→ **GIVEN INSTRUCTION**: Copy each line where the word "ylabel" occurs.

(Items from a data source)
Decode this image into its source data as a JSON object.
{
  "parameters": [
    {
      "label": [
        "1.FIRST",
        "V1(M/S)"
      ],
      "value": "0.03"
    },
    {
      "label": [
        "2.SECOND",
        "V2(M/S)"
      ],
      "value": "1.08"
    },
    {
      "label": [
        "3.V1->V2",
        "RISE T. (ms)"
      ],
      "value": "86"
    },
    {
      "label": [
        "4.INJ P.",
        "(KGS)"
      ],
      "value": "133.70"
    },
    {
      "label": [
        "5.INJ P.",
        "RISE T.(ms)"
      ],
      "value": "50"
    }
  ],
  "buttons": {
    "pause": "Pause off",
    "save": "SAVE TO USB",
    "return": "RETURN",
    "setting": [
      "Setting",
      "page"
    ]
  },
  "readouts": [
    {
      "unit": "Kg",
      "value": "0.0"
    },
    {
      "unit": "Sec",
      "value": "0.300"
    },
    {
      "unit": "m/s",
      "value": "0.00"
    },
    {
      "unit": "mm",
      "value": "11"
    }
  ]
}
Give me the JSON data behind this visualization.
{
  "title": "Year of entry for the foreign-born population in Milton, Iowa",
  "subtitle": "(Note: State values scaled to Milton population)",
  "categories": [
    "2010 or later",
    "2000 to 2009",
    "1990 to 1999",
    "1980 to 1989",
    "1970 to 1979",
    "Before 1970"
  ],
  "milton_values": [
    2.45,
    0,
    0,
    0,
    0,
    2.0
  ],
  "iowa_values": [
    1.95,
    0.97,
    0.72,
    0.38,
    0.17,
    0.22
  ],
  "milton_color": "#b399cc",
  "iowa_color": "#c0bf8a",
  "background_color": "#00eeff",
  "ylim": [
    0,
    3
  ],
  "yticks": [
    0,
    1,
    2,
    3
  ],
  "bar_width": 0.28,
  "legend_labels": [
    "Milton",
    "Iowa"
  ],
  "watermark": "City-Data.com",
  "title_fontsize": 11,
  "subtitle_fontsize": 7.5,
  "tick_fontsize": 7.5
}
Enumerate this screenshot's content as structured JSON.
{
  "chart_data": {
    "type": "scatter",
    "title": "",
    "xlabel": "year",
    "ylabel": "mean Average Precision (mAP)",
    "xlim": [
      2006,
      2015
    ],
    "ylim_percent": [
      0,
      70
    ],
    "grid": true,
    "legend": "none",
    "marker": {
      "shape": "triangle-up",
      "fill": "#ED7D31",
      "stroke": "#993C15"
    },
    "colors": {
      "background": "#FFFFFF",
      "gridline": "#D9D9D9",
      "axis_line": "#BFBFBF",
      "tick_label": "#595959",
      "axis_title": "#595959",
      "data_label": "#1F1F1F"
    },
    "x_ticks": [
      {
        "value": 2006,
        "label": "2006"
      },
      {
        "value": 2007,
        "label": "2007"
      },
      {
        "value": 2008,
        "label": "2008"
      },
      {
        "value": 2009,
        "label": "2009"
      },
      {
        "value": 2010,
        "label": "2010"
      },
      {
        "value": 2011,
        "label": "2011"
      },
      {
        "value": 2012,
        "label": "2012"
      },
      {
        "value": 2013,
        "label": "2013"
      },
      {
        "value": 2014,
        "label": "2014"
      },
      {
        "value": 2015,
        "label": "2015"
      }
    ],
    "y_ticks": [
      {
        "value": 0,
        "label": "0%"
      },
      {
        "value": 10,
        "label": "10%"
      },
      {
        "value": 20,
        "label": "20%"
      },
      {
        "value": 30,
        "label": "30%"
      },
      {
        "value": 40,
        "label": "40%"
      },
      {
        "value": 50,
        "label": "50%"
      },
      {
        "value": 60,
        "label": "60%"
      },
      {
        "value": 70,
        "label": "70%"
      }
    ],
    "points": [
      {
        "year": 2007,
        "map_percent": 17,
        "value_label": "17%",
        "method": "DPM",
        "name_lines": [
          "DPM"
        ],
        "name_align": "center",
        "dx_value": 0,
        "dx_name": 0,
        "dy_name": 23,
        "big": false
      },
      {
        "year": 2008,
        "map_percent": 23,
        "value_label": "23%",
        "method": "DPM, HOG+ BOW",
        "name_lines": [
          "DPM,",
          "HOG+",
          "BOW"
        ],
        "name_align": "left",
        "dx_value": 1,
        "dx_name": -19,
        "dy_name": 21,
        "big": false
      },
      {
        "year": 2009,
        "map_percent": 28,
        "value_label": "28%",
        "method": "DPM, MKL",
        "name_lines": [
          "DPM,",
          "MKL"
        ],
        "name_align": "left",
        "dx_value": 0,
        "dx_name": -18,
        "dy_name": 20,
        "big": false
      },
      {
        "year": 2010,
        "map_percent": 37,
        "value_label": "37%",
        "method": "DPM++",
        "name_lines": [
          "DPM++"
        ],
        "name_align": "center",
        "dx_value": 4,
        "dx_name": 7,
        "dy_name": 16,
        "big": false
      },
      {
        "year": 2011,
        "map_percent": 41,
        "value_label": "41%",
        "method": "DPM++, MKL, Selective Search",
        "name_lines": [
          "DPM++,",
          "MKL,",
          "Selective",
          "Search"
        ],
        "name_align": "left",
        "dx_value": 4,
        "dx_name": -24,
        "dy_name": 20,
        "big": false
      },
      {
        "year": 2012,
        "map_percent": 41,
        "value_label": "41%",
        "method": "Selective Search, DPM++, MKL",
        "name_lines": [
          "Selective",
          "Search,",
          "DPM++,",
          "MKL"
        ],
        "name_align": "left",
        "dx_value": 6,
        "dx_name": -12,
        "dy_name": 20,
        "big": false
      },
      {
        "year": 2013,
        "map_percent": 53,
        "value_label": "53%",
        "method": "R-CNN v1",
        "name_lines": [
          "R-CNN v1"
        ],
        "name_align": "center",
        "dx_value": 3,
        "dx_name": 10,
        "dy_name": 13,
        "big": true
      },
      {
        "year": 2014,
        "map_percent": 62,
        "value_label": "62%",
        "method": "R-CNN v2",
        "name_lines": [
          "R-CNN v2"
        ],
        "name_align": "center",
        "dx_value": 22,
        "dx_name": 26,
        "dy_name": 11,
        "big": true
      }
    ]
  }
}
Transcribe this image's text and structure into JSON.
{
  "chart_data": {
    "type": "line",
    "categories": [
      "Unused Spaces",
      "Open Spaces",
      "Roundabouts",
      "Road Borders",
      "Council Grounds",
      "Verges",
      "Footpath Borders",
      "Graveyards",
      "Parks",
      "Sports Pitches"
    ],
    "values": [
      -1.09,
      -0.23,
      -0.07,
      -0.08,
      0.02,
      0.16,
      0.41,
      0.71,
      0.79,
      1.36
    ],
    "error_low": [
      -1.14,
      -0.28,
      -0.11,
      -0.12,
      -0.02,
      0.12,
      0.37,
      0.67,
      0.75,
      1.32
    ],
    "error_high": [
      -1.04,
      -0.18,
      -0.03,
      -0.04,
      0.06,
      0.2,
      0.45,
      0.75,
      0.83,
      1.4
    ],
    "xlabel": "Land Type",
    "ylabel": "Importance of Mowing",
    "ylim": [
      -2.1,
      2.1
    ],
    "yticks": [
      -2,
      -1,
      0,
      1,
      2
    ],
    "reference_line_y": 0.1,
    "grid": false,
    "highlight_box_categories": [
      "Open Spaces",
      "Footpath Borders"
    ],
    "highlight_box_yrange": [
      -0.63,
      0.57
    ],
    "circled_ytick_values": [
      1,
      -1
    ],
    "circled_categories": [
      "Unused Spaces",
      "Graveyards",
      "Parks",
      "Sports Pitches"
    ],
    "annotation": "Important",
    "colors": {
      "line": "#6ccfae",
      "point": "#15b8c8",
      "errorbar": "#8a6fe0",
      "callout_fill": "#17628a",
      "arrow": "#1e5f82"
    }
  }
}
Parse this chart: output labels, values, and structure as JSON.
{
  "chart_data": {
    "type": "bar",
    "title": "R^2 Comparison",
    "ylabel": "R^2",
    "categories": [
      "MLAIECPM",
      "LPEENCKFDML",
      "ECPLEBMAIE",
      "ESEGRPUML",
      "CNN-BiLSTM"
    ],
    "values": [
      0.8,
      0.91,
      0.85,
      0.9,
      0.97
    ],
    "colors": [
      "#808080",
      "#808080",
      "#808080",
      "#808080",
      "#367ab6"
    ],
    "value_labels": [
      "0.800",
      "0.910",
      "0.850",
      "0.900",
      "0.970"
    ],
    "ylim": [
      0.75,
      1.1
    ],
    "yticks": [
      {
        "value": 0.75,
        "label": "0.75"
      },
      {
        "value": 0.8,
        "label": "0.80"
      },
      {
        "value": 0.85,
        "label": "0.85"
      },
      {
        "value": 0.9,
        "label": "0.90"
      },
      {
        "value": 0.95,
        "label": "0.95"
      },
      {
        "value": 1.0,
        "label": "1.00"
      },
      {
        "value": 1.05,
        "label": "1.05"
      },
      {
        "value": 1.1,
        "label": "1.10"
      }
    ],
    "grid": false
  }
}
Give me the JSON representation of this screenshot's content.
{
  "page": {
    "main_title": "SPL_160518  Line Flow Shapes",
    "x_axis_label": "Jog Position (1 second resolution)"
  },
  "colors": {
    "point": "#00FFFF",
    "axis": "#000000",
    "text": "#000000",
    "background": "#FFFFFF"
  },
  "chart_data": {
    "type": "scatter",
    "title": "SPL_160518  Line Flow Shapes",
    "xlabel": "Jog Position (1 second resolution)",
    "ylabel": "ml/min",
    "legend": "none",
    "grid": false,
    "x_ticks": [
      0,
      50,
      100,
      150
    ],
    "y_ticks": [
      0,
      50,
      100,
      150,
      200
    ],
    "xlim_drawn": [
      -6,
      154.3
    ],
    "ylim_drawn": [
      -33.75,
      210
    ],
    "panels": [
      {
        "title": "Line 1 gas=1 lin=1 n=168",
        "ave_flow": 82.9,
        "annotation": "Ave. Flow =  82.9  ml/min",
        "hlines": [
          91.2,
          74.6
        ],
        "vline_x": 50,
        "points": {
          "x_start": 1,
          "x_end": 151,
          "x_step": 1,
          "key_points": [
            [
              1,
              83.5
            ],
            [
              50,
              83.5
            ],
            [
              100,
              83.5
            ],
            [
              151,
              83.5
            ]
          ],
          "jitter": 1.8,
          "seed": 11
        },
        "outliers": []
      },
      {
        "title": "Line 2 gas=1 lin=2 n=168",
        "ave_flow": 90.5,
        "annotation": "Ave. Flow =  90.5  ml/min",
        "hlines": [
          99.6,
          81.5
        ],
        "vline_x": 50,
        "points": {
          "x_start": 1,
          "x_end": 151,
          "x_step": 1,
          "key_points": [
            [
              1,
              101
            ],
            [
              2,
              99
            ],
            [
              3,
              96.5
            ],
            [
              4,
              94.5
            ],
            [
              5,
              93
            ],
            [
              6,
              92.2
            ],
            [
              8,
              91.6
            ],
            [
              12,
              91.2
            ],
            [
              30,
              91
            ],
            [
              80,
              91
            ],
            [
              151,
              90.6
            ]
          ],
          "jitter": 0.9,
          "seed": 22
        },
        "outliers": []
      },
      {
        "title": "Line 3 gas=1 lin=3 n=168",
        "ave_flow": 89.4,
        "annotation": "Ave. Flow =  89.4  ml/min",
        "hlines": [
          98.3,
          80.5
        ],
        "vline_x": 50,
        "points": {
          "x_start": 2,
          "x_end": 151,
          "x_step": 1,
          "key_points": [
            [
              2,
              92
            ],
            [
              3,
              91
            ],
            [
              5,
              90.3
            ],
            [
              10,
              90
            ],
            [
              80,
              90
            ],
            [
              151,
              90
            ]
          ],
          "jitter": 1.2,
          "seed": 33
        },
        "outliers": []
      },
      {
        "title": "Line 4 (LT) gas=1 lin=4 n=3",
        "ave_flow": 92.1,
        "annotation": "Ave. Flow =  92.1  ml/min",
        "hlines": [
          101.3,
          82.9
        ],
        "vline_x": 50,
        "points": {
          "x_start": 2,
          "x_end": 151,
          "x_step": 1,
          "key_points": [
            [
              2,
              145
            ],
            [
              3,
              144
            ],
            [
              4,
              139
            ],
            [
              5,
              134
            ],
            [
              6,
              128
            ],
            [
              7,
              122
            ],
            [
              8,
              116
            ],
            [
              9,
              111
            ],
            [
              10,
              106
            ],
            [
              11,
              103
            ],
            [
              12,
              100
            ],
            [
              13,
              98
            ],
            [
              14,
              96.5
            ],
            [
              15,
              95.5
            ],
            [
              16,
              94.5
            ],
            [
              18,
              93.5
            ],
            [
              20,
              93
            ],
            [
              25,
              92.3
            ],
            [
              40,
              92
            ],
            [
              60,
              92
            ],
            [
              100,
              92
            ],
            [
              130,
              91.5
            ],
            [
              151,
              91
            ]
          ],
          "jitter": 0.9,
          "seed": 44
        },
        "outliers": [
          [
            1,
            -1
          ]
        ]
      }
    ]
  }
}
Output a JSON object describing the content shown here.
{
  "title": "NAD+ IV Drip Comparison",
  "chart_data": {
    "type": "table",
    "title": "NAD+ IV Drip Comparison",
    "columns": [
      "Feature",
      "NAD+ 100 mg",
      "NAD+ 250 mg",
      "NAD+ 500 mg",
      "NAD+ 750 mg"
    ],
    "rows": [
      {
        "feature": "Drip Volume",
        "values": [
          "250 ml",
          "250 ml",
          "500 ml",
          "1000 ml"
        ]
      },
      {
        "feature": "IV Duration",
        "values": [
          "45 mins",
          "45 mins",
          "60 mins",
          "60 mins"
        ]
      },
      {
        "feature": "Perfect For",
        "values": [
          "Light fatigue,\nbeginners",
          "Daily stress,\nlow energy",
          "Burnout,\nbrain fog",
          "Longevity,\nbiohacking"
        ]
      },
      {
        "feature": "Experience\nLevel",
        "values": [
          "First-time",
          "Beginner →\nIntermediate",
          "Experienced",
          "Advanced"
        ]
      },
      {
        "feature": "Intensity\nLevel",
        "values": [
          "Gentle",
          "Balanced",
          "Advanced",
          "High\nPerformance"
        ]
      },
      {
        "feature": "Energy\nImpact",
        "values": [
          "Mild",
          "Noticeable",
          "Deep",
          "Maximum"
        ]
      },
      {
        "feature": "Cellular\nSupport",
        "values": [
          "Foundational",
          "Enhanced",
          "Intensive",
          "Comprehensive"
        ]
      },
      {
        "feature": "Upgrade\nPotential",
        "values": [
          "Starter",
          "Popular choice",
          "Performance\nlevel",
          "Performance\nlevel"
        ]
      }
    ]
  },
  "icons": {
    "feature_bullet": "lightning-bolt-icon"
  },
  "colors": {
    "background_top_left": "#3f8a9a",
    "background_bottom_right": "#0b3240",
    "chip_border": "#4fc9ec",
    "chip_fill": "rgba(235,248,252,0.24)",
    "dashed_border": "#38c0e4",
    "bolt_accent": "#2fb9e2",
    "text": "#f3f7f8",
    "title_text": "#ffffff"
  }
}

→ **FULL SOLUTION**:
    "ylabel": "mean Average Precision (mAP)",
    "ylabel": "Importance of Mowing",
    "ylabel": "R^2",
    "ylabel": "ml/min",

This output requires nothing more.